:: AIM OF THE EXERCISE ::
List each line of the data in which the string "Evaluación" appears.

:: INPUT RECORDS ::

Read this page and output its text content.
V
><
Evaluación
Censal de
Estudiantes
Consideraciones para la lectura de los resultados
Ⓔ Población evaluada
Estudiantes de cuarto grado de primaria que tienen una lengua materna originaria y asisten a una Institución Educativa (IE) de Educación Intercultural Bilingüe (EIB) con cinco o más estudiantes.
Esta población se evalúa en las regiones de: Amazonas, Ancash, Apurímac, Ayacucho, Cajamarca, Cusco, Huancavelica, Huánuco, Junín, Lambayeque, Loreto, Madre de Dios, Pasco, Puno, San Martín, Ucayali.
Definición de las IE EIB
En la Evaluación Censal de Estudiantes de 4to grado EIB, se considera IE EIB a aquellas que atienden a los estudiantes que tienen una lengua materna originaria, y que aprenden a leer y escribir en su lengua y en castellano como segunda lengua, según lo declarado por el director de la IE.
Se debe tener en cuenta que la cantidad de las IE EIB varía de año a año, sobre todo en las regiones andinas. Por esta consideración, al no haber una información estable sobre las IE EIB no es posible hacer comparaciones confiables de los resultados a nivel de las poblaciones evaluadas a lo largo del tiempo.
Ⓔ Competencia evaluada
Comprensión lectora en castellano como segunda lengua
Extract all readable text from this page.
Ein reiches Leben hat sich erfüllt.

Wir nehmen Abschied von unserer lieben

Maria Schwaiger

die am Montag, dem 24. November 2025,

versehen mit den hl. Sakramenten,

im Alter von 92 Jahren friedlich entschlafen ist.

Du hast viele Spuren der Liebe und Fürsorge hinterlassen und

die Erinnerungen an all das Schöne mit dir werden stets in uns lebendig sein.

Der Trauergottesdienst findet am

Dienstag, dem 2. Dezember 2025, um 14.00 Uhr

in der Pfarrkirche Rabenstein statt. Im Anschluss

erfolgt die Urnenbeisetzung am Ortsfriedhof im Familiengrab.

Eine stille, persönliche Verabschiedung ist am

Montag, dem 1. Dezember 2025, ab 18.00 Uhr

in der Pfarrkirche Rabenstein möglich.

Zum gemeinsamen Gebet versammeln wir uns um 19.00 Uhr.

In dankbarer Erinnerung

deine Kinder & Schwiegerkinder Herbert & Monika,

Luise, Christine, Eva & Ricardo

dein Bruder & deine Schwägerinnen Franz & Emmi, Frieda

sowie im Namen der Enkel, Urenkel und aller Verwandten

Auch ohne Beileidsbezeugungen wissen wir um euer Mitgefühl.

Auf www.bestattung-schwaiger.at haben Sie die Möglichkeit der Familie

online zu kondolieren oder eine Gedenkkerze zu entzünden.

:: RIGHT ANSWER ::
Evaluación
En la Evaluación Censal de Estudiantes de 4to grado EIB, se considera IE EIB a aquellas que atienden a los estudiantes que tienen una lengua materna originaria, y que aprenden a leer y escribir en su lengua y en castellano como segunda lengua, según lo declarado por el director de la IE.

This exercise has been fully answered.